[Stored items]
· · · · · · ·

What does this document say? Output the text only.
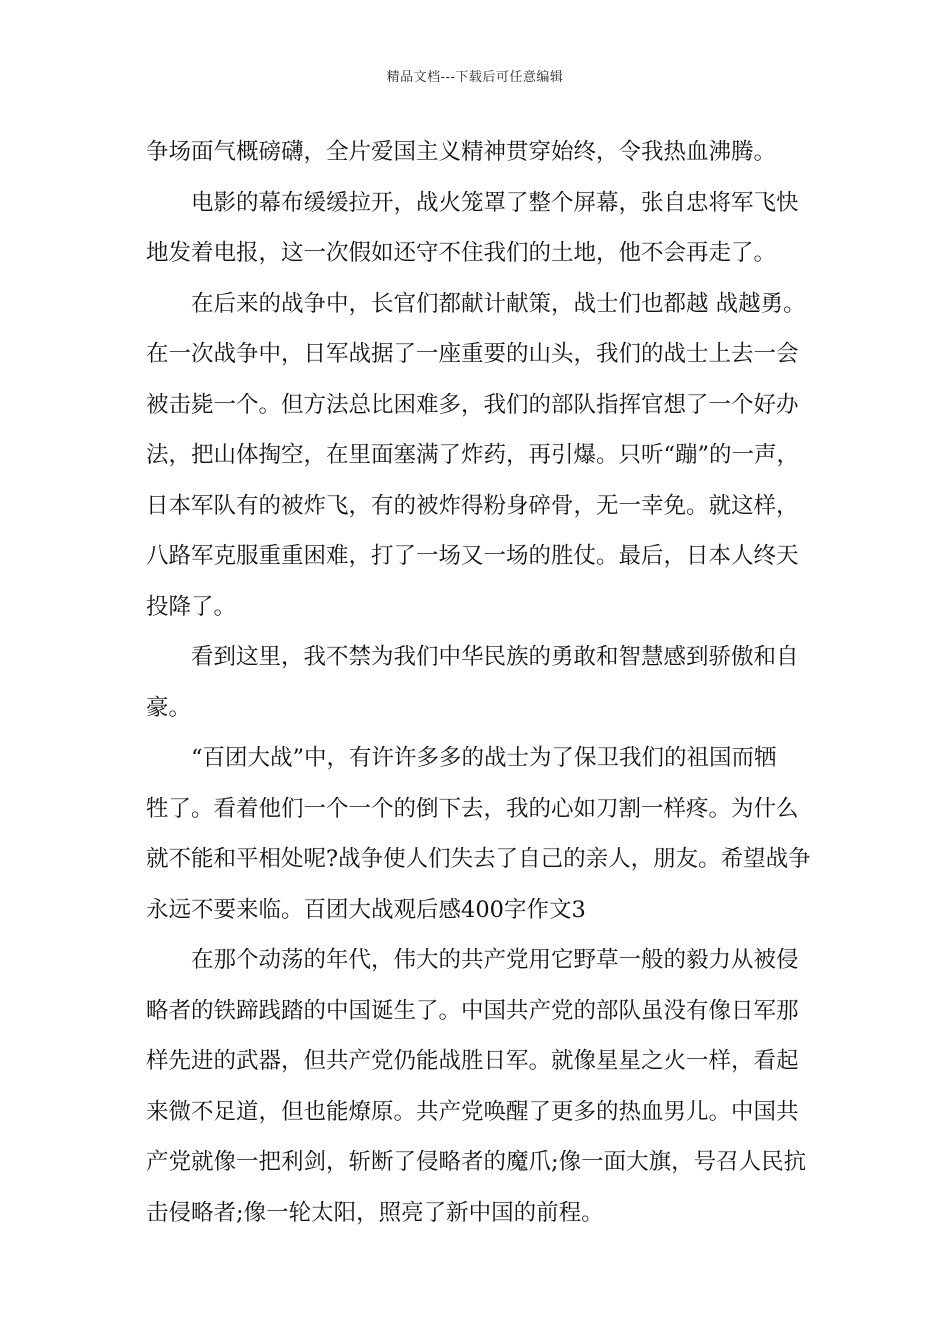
精品文档---下载后可任意编辑
争场面气概磅礴，全片爱国主义精神贯穿始终，令我热血沸腾。
电影的幕布缓缓拉开，战火笼罩了整个屏幕，张自忠将军飞快
地发着电报，这一次假如还守不住我们的土地，他不会再走了。
在后来的战争中，长官们都献计献策，战士们也都越 战越勇。
在一次战争中，日军战据了一座重要的山头，我们的战士上去一会
被击毙一个。但方法总比困难多，我们的部队指挥官想了一个好办
法，把山体掏空，在里面塞满了炸药，再引爆。只听“蹦”的一声，
日本军队有的被炸飞，有的被炸得粉身碎骨，无一幸免。就这样，
八路军克服重重困难，打了一场又一场的胜仗。最后，日本人终天
投降了。
看到这里，我不禁为我们中华民族的勇敢和智慧感到骄傲和自
豪。
“百团大战”中，有许许多多的战士为了保卫我们的祖国而牺
牲了。看着他们一个一个的倒下去，我的心如刀割一样疼。为什么
就不能和平相处呢?战争使人们失去了自己的亲人，朋友。希望战争
永远不要来临。百团大战观后感400字作文3
在那个动荡的年代，伟大的共产党用它野草一般的毅力从被侵
略者的铁蹄践踏的中国诞生了。中国共产党的部队虽没有像日军那
样先进的武器，但共产党仍能战胜日军。就像星星之火一样，看起
来微不足道，但也能燎原。共产党唤醒了更多的热血男儿。中国共
产党就像一把利剑，斩断了侵略者的魔爪;像一面大旗，号召人民抗
击侵略者;像一轮太阳，照亮了新中国的前程。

· · · · · · ·

#### [GIVEN REQUEST]
The records above are to be reproduced exactly; the pictures are to be left out.

#### [TASK OUTPUT]
What does this document say? Output the text only.
精品文档---下载后可任意编辑
争场面气概磅礴，全片爱国主义精神贯穿始终，令我热血沸腾。
电影的幕布缓缓拉开，战火笼罩了整个屏幕，张自忠将军飞快
地发着电报，这一次假如还守不住我们的土地，他不会再走了。
在后来的战争中，长官们都献计献策，战士们也都越 战越勇。
在一次战争中，日军战据了一座重要的山头，我们的战士上去一会
被击毙一个。但方法总比困难多，我们的部队指挥官想了一个好办
法，把山体掏空，在里面塞满了炸药，再引爆。只听“蹦”的一声，
日本军队有的被炸飞，有的被炸得粉身碎骨，无一幸免。就这样，
八路军克服重重困难，打了一场又一场的胜仗。最后，日本人终天
投降了。
看到这里，我不禁为我们中华民族的勇敢和智慧感到骄傲和自
豪。
“百团大战”中，有许许多多的战士为了保卫我们的祖国而牺
牲了。看着他们一个一个的倒下去，我的心如刀割一样疼。为什么
就不能和平相处呢?战争使人们失去了自己的亲人，朋友。希望战争
永远不要来临。百团大战观后感400字作文3
在那个动荡的年代，伟大的共产党用它野草一般的毅力从被侵
略者的铁蹄践踏的中国诞生了。中国共产党的部队虽没有像日军那
样先进的武器，但共产党仍能战胜日军。就像星星之火一样，看起
来微不足道，但也能燎原。共产党唤醒了更多的热血男儿。中国共
产党就像一把利剑，斩断了侵略者的魔爪;像一面大旗，号召人民抗
击侵略者;像一轮太阳，照亮了新中国的前程。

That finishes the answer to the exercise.